WHAT TO PRODUCE = Print the records below exactly; all of them are needed.

------------------------------------------------------------

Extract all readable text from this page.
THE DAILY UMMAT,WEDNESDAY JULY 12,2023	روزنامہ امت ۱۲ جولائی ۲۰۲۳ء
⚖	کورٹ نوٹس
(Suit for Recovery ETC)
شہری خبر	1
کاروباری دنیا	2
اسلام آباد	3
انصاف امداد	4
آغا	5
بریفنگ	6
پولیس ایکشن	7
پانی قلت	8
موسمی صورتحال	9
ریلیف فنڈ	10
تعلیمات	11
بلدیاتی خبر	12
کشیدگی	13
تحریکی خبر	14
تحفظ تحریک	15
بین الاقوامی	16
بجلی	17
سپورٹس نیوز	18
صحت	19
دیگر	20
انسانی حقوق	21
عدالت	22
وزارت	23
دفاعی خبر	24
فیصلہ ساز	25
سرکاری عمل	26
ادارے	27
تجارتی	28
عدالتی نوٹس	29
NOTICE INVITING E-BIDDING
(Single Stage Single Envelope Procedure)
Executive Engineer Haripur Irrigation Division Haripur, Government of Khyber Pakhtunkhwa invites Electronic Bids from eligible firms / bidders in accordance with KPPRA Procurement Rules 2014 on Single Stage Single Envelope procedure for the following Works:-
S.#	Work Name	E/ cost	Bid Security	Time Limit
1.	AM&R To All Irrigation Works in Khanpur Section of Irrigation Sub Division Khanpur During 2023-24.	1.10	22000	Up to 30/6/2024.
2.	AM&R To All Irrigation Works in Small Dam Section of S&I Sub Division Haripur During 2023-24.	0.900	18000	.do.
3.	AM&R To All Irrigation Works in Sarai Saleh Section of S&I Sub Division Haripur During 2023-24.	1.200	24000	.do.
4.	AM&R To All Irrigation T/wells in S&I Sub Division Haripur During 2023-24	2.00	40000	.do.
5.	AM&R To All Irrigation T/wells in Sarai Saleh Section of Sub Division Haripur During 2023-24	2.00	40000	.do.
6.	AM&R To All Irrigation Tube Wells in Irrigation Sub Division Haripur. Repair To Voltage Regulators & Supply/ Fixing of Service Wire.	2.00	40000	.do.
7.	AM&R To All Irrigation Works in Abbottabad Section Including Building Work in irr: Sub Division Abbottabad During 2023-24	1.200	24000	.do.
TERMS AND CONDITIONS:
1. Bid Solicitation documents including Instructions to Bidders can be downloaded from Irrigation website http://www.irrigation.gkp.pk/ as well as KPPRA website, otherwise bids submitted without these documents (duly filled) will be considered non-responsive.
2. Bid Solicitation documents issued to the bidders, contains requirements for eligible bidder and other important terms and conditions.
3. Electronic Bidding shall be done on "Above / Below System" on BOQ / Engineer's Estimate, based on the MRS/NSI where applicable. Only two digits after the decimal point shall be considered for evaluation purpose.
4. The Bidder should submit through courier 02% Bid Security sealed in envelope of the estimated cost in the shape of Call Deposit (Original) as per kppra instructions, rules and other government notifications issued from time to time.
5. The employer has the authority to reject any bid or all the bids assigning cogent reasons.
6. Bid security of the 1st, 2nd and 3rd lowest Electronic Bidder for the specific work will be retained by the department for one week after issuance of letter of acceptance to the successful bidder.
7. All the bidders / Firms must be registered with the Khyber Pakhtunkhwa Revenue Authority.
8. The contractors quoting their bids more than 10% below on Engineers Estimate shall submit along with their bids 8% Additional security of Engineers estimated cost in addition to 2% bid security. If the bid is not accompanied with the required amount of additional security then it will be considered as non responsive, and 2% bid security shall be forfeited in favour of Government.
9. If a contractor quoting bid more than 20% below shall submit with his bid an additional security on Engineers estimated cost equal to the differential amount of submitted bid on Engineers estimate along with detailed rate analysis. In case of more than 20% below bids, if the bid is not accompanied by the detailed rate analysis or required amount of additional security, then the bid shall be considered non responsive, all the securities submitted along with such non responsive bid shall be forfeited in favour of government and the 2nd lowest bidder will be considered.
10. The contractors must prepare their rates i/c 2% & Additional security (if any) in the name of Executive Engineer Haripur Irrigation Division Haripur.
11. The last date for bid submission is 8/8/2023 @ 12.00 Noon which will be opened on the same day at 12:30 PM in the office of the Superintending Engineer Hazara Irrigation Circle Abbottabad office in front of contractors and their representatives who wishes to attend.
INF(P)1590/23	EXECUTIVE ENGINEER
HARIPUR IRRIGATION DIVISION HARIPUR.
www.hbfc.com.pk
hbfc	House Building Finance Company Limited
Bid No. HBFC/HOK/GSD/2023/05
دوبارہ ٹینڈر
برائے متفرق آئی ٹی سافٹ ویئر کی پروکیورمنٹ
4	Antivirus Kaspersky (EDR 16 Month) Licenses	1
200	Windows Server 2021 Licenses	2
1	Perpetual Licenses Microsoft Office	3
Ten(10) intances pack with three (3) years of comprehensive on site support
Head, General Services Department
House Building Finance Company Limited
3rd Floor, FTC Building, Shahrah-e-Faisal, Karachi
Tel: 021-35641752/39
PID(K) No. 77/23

------------------------------------------------------------

RESULT BELOW =
Extract all readable text from this page.
THE DAILY UMMAT,WEDNESDAY JULY 12,2023	روزنامہ امت ۱۲ جولائی ۲۰۲۳ء
⚖	کورٹ نوٹس
(Suit for Recovery ETC)
شہری خبر	1
کاروباری دنیا	2
اسلام آباد	3
انصاف امداد	4
آغا	5
بریفنگ	6
پولیس ایکشن	7
پانی قلت	8
موسمی صورتحال	9
ریلیف فنڈ	10
تعلیمات	11
بلدیاتی خبر	12
کشیدگی	13
تحریکی خبر	14
تحفظ تحریک	15
بین الاقوامی	16
بجلی	17
سپورٹس نیوز	18
صحت	19
دیگر	20
انسانی حقوق	21
عدالت	22
وزارت	23
دفاعی خبر	24
فیصلہ ساز	25
سرکاری عمل	26
ادارے	27
تجارتی	28
عدالتی نوٹس	29
NOTICE INVITING E-BIDDING
(Single Stage Single Envelope Procedure)
Executive Engineer Haripur Irrigation Division Haripur, Government of Khyber Pakhtunkhwa invites Electronic Bids from eligible firms / bidders in accordance with KPPRA Procurement Rules 2014 on Single Stage Single Envelope procedure for the following Works:-
S.#	Work Name	E/ cost	Bid Security	Time Limit
1.	AM&R To All Irrigation Works in Khanpur Section of Irrigation Sub Division Khanpur During 2023-24.	1.10	22000	Up to 30/6/2024.
2.	AM&R To All Irrigation Works in Small Dam Section of S&I Sub Division Haripur During 2023-24.	0.900	18000	.do.
3.	AM&R To All Irrigation Works in Sarai Saleh Section of S&I Sub Division Haripur During 2023-24.	1.200	24000	.do.
4.	AM&R To All Irrigation T/wells in S&I Sub Division Haripur During 2023-24	2.00	40000	.do.
5.	AM&R To All Irrigation T/wells in Sarai Saleh Section of Sub Division Haripur During 2023-24	2.00	40000	.do.
6.	AM&R To All Irrigation Tube Wells in Irrigation Sub Division Haripur. Repair To Voltage Regulators & Supply/ Fixing of Service Wire.	2.00	40000	.do.
7.	AM&R To All Irrigation Works in Abbottabad Section Including Building Work in irr: Sub Division Abbottabad During 2023-24	1.200	24000	.do.
TERMS AND CONDITIONS:
1. Bid Solicitation documents including Instructions to Bidders can be downloaded from Irrigation website http://www.irrigation.gkp.pk/ as well as KPPRA website, otherwise bids submitted without these documents (duly filled) will be considered non-responsive.
2. Bid Solicitation documents issued to the bidders, contains requirements for eligible bidder and other important terms and conditions.
3. Electronic Bidding shall be done on "Above / Below System" on BOQ / Engineer's Estimate, based on the MRS/NSI where applicable. Only two digits after the decimal point shall be considered for evaluation purpose.
4. The Bidder should submit through courier 02% Bid Security sealed in envelope of the estimated cost in the shape of Call Deposit (Original) as per kppra instructions, rules and other government notifications issued from time to time.
5. The employer has the authority to reject any bid or all the bids assigning cogent reasons.
6. Bid security of the 1st, 2nd and 3rd lowest Electronic Bidder for the specific work will be retained by the department for one week after issuance of letter of acceptance to the successful bidder.
7. All the bidders / Firms must be registered with the Khyber Pakhtunkhwa Revenue Authority.
8. The contractors quoting their bids more than 10% below on Engineers Estimate shall submit along with their bids 8% Additional security of Engineers estimated cost in addition to 2% bid security. If the bid is not accompanied with the required amount of additional security then it will be considered as non responsive, and 2% bid security shall be forfeited in favour of Government.
9. If a contractor quoting bid more than 20% below shall submit with his bid an additional security on Engineers estimated cost equal to the differential amount of submitted bid on Engineers estimate along with detailed rate analysis. In case of more than 20% below bids, if the bid is not accompanied by the detailed rate analysis or required amount of additional security, then the bid shall be considered non responsive, all the securities submitted along with such non responsive bid shall be forfeited in favour of government and the 2nd lowest bidder will be considered.
10. The contractors must prepare their rates i/c 2% & Additional security (if any) in the name of Executive Engineer Haripur Irrigation Division Haripur.
11. The last date for bid submission is 8/8/2023 @ 12.00 Noon which will be opened on the same day at 12:30 PM in the office of the Superintending Engineer Hazara Irrigation Circle Abbottabad office in front of contractors and their representatives who wishes to attend.
INF(P)1590/23	EXECUTIVE ENGINEER
HARIPUR IRRIGATION DIVISION HARIPUR.
www.hbfc.com.pk
hbfc	House Building Finance Company Limited
Bid No. HBFC/HOK/GSD/2023/05
دوبارہ ٹینڈر
برائے متفرق آئی ٹی سافٹ ویئر کی پروکیورمنٹ
4	Antivirus Kaspersky (EDR 16 Month) Licenses	1
200	Windows Server 2021 Licenses	2
1	Perpetual Licenses Microsoft Office	3
Ten(10) intances pack with three (3) years of comprehensive on site support
Head, General Services Department
House Building Finance Company Limited
3rd Floor, FTC Building, Shahrah-e-Faisal, Karachi
Tel: 021-35641752/39
PID(K) No. 77/23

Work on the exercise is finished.